* GIVEN INSTRUCTION: Restate the whole of the material. Keep every word, and drop the pictures.

* TASK INPUT:
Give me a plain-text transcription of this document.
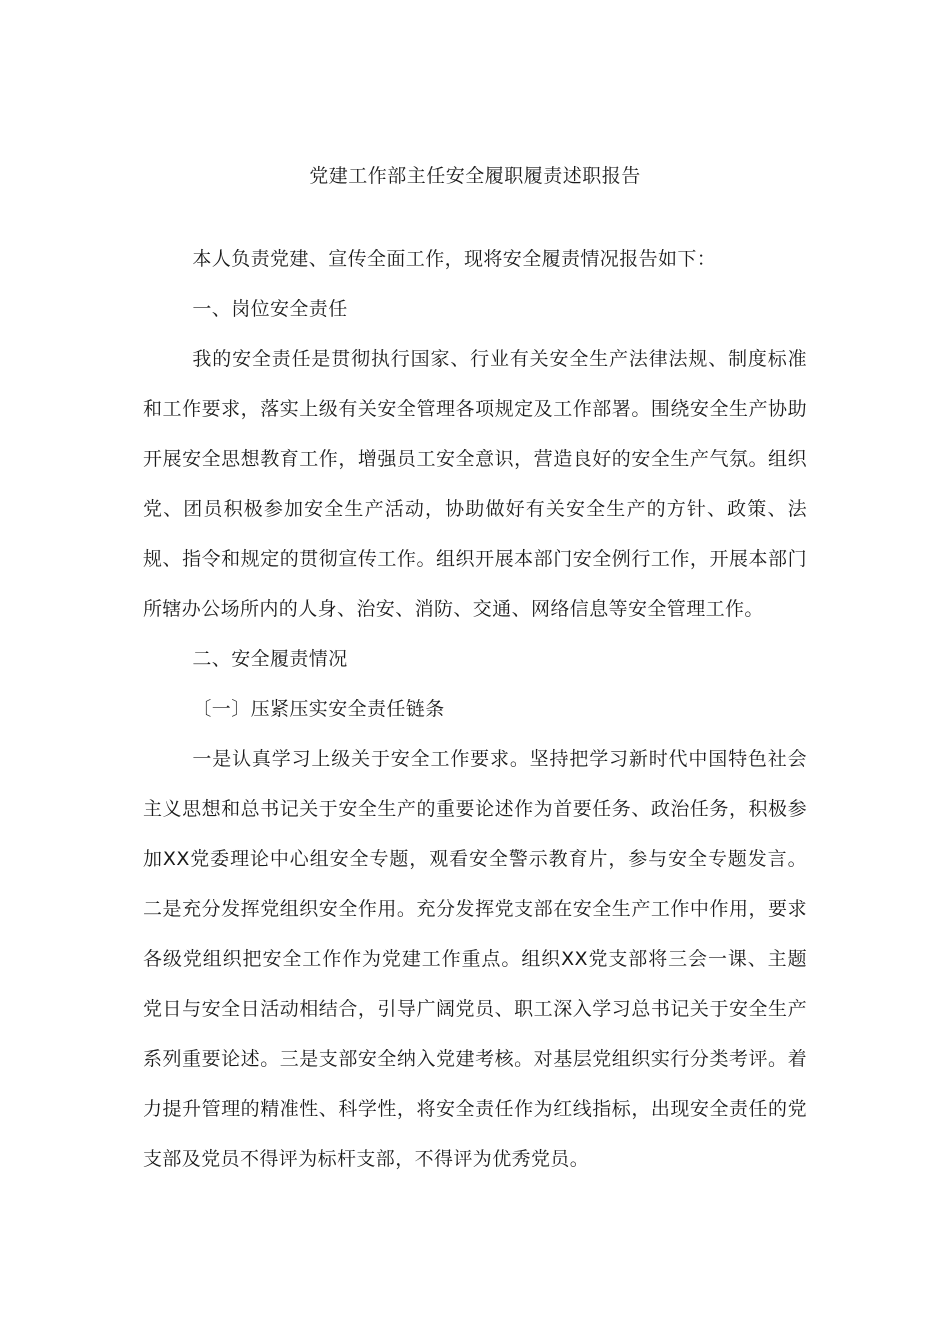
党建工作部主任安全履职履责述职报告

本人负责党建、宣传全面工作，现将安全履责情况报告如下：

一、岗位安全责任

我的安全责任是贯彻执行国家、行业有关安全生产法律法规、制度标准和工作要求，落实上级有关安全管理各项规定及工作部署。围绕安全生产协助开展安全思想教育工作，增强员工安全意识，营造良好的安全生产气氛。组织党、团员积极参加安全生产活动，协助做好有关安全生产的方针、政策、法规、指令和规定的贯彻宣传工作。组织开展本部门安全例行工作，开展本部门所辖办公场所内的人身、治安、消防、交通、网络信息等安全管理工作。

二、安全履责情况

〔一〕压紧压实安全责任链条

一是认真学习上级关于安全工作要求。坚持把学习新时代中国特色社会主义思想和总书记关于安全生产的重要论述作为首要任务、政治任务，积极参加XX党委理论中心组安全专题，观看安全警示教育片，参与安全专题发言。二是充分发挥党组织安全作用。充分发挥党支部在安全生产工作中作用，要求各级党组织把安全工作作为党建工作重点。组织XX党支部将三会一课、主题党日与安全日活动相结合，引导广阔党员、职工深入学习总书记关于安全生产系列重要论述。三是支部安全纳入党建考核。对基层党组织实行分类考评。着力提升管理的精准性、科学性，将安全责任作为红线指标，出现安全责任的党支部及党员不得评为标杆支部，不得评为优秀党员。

* COMPLETE ANSWER:
Give me a plain-text transcription of this document.
党建工作部主任安全履职履责述职报告

本人负责党建、宣传全面工作，现将安全履责情况报告如下：

一、岗位安全责任

我的安全责任是贯彻执行国家、行业有关安全生产法律法规、制度标准和工作要求，落实上级有关安全管理各项规定及工作部署。围绕安全生产协助开展安全思想教育工作，增强员工安全意识，营造良好的安全生产气氛。组织党、团员积极参加安全生产活动，协助做好有关安全生产的方针、政策、法规、指令和规定的贯彻宣传工作。组织开展本部门安全例行工作，开展本部门所辖办公场所内的人身、治安、消防、交通、网络信息等安全管理工作。

二、安全履责情况

〔一〕压紧压实安全责任链条

一是认真学习上级关于安全工作要求。坚持把学习新时代中国特色社会主义思想和总书记关于安全生产的重要论述作为首要任务、政治任务，积极参加XX党委理论中心组安全专题，观看安全警示教育片，参与安全专题发言。二是充分发挥党组织安全作用。充分发挥党支部在安全生产工作中作用，要求各级党组织把安全工作作为党建工作重点。组织XX党支部将三会一课、主题党日与安全日活动相结合，引导广阔党员、职工深入学习总书记关于安全生产系列重要论述。三是支部安全纳入党建考核。对基层党组织实行分类考评。着力提升管理的精准性、科学性，将安全责任作为红线指标，出现安全责任的党支部及党员不得评为标杆支部，不得评为优秀党员。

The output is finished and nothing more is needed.